• [Exercise aim]
Each line containing the word "this" should be found and copied.

[Data records]
━━━
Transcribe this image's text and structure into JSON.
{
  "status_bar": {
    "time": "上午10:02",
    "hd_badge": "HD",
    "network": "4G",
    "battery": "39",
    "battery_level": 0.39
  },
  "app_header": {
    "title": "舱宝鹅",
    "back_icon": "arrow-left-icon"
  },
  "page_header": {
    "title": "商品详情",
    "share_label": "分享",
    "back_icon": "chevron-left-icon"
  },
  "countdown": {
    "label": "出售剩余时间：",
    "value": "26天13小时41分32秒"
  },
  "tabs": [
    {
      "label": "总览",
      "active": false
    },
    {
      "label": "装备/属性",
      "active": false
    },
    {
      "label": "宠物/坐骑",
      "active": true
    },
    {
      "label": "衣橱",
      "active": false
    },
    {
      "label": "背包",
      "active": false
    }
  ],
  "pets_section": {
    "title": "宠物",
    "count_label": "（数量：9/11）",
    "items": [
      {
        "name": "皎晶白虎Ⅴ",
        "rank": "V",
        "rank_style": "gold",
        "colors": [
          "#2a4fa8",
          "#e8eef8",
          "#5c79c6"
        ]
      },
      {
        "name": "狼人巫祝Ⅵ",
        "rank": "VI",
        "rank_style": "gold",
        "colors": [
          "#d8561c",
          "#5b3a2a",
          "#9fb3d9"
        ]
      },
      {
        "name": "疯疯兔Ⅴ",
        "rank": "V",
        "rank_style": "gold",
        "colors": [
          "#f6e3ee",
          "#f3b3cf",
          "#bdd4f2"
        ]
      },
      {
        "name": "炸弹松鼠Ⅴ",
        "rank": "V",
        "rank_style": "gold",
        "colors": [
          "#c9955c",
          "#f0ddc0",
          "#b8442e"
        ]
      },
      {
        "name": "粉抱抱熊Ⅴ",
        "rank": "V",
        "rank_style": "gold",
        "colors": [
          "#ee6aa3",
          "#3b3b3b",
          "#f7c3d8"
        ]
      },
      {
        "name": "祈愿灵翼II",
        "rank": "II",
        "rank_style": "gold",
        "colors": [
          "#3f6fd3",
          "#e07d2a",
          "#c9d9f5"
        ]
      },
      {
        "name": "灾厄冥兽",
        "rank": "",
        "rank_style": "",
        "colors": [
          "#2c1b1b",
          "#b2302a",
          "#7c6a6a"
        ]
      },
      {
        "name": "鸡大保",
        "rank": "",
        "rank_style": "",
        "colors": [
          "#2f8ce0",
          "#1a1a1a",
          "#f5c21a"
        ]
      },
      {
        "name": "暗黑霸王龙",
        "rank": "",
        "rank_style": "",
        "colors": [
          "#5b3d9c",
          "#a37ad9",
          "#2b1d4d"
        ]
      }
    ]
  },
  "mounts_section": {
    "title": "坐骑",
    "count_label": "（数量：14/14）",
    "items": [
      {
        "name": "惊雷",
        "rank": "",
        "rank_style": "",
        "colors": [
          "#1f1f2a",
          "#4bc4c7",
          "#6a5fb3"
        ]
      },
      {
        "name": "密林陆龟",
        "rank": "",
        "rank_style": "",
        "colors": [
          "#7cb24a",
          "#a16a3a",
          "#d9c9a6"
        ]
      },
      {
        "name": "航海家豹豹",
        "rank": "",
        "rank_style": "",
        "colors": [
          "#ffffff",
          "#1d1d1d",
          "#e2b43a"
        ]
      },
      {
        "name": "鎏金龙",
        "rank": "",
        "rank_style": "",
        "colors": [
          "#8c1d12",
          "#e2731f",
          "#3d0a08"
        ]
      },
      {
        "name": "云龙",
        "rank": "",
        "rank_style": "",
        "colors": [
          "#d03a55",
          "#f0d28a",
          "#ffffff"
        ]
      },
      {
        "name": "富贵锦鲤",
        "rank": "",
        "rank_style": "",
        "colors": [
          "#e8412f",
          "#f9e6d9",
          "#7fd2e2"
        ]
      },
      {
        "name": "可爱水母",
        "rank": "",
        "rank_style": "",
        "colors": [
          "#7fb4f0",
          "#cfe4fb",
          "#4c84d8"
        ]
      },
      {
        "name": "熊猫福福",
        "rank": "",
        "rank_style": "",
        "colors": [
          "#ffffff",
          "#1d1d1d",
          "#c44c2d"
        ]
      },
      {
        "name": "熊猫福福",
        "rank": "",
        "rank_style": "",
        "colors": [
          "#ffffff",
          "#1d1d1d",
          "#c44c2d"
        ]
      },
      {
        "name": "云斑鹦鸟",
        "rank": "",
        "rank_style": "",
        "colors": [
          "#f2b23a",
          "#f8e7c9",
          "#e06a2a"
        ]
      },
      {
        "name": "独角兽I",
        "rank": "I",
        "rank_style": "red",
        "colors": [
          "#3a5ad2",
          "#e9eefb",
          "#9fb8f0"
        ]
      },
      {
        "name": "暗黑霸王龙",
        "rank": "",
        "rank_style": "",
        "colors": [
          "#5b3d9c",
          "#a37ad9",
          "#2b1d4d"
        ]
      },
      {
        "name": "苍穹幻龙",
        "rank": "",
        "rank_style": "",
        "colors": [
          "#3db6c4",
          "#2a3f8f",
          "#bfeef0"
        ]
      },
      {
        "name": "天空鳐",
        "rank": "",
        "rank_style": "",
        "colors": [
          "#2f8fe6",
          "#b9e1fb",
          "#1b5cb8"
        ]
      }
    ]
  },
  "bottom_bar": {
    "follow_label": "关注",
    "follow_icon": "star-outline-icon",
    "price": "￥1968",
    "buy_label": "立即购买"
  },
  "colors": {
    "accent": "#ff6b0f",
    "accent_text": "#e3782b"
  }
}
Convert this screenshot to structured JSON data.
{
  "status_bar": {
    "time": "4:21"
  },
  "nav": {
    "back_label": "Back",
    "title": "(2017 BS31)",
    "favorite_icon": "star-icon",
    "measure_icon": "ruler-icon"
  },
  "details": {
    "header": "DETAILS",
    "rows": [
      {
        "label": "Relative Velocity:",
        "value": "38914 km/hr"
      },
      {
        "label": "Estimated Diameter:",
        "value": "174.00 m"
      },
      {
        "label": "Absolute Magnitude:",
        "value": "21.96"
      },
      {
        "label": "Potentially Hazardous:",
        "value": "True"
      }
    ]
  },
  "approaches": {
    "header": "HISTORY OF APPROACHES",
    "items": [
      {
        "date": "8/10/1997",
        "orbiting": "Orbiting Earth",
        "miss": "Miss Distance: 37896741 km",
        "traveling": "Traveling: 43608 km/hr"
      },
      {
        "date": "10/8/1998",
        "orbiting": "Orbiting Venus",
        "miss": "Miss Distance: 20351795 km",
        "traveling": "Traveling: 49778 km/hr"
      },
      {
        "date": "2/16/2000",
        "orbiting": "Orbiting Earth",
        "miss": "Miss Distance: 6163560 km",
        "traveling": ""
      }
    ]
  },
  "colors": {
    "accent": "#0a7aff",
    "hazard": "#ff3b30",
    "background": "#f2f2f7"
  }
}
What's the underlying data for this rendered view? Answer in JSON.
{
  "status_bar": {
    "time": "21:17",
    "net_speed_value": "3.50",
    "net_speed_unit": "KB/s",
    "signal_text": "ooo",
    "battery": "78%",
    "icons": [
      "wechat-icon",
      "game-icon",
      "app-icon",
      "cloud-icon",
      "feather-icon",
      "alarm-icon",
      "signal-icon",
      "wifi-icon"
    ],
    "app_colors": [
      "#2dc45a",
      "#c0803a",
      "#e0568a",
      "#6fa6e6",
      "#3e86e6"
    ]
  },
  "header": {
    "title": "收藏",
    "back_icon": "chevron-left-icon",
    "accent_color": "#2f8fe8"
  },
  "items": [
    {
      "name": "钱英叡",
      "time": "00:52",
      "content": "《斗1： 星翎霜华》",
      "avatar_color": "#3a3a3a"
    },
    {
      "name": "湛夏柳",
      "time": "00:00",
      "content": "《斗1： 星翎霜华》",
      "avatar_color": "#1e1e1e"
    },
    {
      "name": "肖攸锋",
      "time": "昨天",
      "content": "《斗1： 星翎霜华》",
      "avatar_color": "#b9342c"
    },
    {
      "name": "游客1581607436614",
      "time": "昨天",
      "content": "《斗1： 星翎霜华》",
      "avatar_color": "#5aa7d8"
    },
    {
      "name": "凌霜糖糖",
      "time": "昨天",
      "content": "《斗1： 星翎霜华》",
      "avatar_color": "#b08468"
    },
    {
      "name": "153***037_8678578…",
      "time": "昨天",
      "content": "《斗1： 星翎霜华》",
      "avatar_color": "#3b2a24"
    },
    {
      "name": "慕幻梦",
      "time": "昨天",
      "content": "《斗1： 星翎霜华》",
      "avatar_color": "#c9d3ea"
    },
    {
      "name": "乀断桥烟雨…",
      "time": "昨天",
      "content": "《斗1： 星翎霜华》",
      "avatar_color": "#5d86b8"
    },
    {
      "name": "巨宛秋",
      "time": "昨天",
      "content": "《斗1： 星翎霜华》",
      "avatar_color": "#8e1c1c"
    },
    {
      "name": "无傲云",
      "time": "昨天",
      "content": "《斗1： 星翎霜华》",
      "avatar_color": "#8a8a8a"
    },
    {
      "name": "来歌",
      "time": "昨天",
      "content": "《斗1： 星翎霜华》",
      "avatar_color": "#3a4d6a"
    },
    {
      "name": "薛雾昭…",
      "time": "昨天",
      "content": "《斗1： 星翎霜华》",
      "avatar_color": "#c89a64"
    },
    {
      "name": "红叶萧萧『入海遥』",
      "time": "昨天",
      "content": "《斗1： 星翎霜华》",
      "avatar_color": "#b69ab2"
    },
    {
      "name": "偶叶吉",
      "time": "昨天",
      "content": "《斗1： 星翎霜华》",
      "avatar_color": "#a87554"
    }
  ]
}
━━━
• [Task response]
Transcribe this image's text and structure into JSON.
Convert this screenshot to structured JSON data.
What's the underlying data for this rendered view? Answer in JSON.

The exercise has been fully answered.